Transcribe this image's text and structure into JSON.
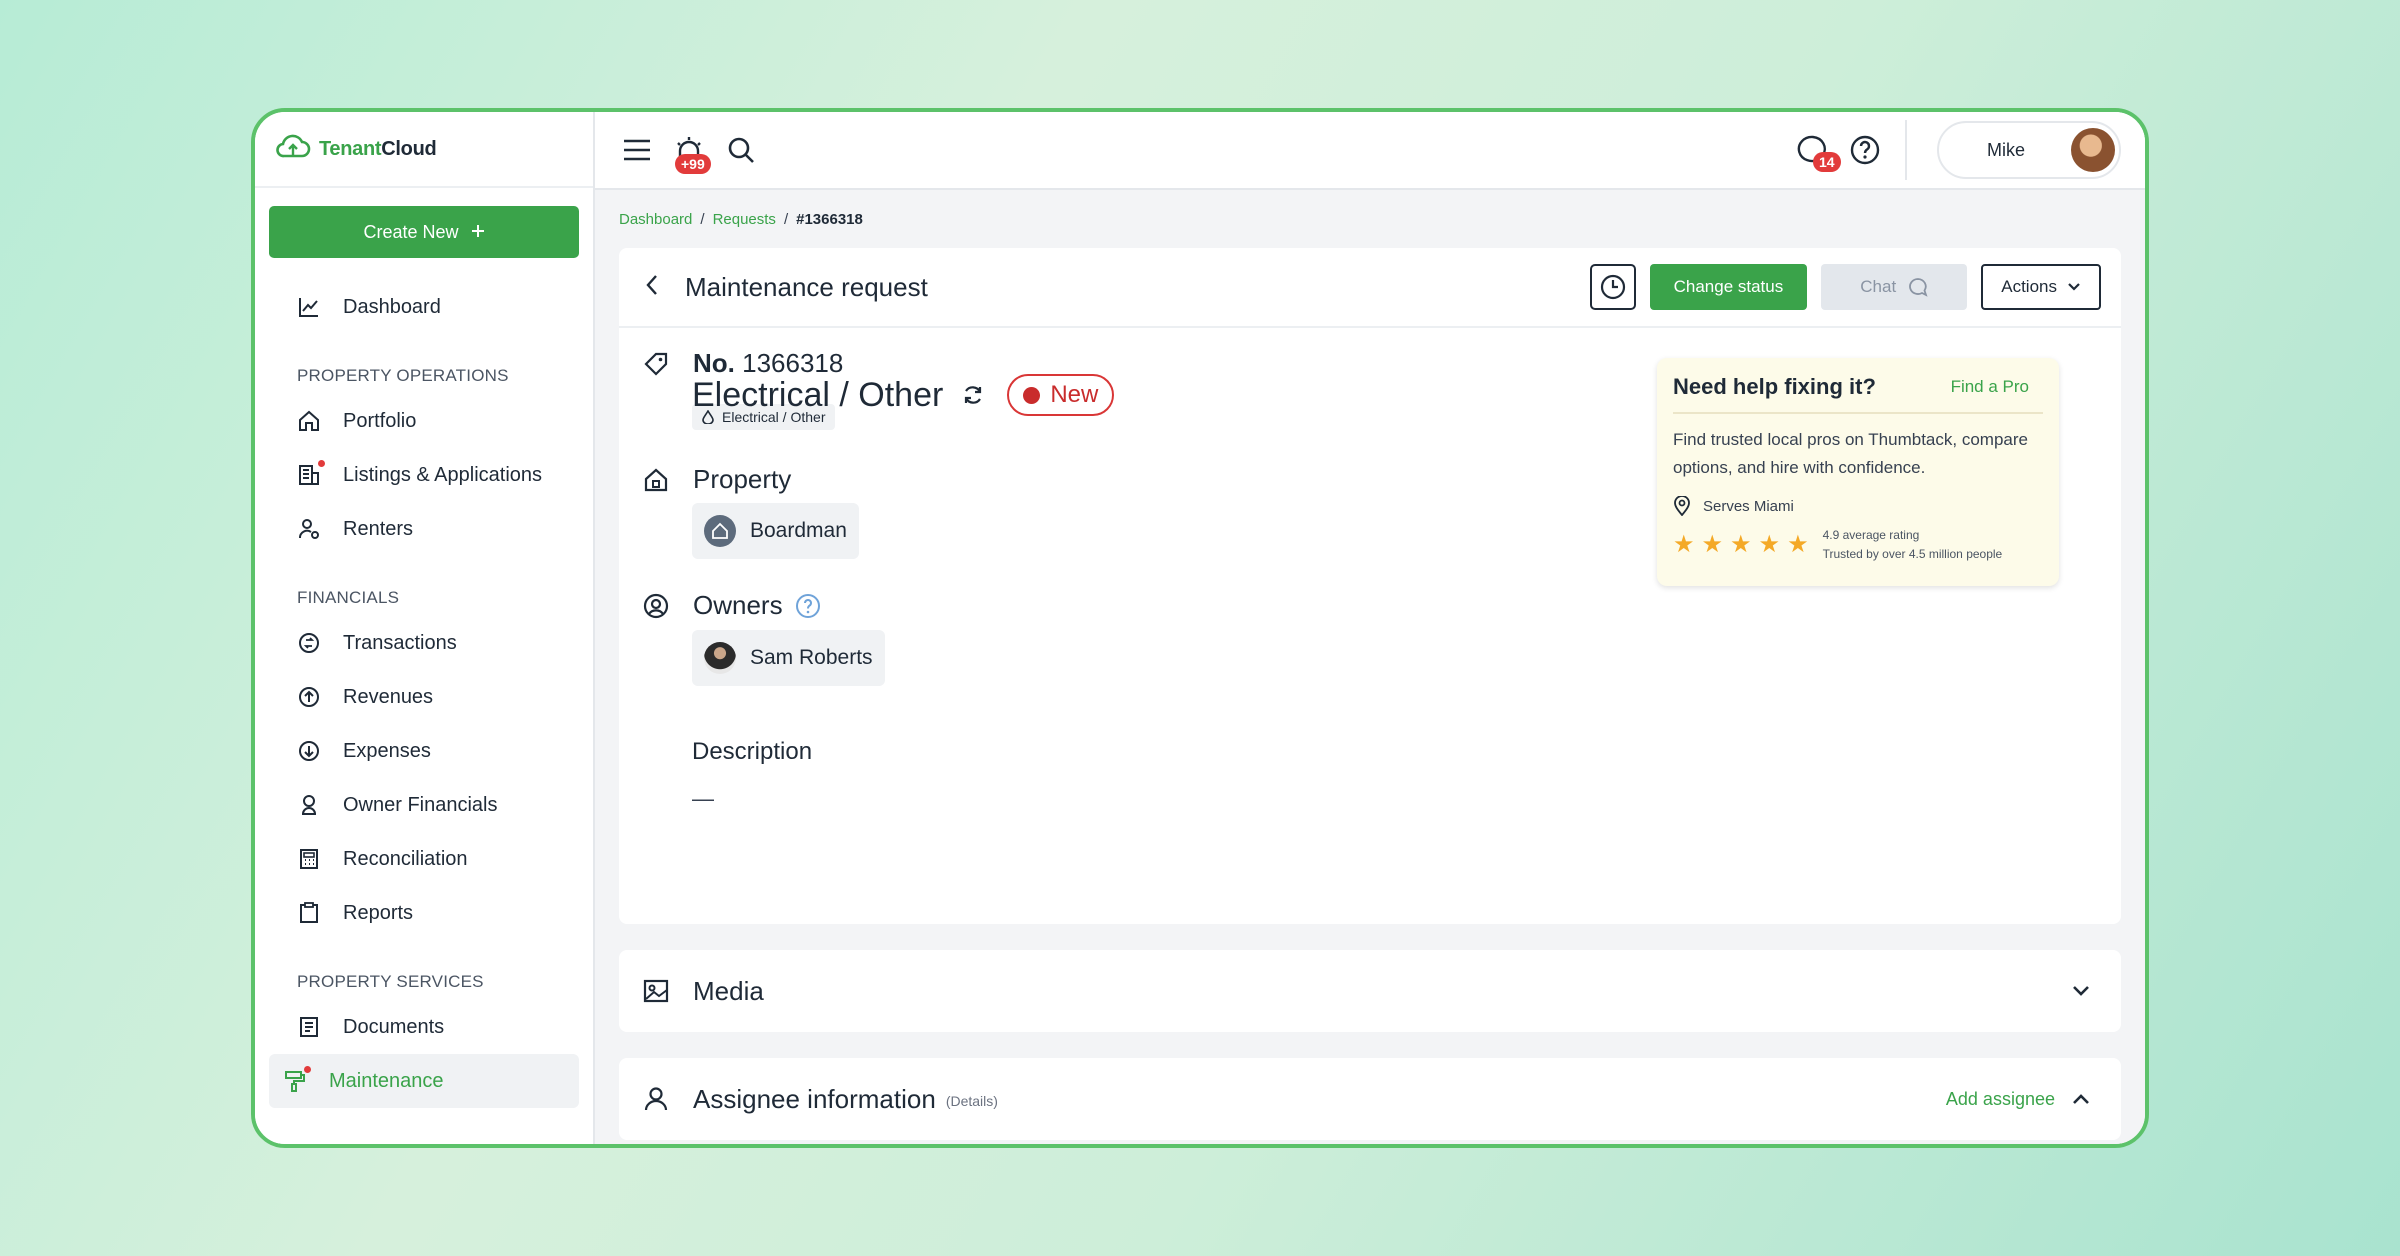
{
  "app": {
    "logo_prefix": "Tenant",
    "logo_suffix": "Cloud"
  },
  "sidebar": {
    "create_label": "Create New",
    "dashboard": "Dashboard",
    "sections": {
      "property_operations": "PROPERTY OPERATIONS",
      "financials": "FINANCIALS",
      "property_services": "PROPERTY SERVICES"
    },
    "items": {
      "portfolio": "Portfolio",
      "listings": "Listings & Applications",
      "renters": "Renters",
      "transactions": "Transactions",
      "revenues": "Revenues",
      "expenses": "Expenses",
      "owner_financials": "Owner Financials",
      "reconciliation": "Reconciliation",
      "reports": "Reports",
      "documents": "Documents",
      "maintenance": "Maintenance"
    }
  },
  "topbar": {
    "alerts_badge": "+99",
    "messages_badge": "14",
    "user_name": "Mike"
  },
  "breadcrumb": {
    "dashboard": "Dashboard",
    "requests": "Requests",
    "current": "#1366318",
    "sep": "/"
  },
  "request": {
    "header_title": "Maintenance request",
    "change_status": "Change status",
    "chat": "Chat",
    "actions": "Actions",
    "number_label": "No.",
    "number_value": "1366318",
    "category_tag": "Electrical / Other",
    "category_title": "Electrical / Other",
    "status": "New",
    "property_label": "Property",
    "property_name": "Boardman",
    "owners_label": "Owners",
    "owner_name": "Sam Roberts",
    "description_label": "Description",
    "description_value": "—"
  },
  "promo": {
    "title": "Need help fixing it?",
    "link": "Find a Pro",
    "desc": "Find trusted local pros on Thumbtack, compare options, and hire with confidence.",
    "location": "Serves Miami",
    "rating_line1": "4.9 average rating",
    "rating_line2": "Trusted by over 4.5 million people",
    "stars": 5
  },
  "media": {
    "label": "Media"
  },
  "assignee": {
    "label": "Assignee information",
    "details": "(Details)",
    "add": "Add assignee"
  },
  "colors": {
    "brand_green": "#3aa34a",
    "status_red": "#d93636",
    "star": "#f4a927"
  }
}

==============================

* Your instructions: Which lines contain "Other"? Copy each of them.

* Written answer:
    "category_tag": "Electrical / Other",
    "category_title": "Electrical / Other",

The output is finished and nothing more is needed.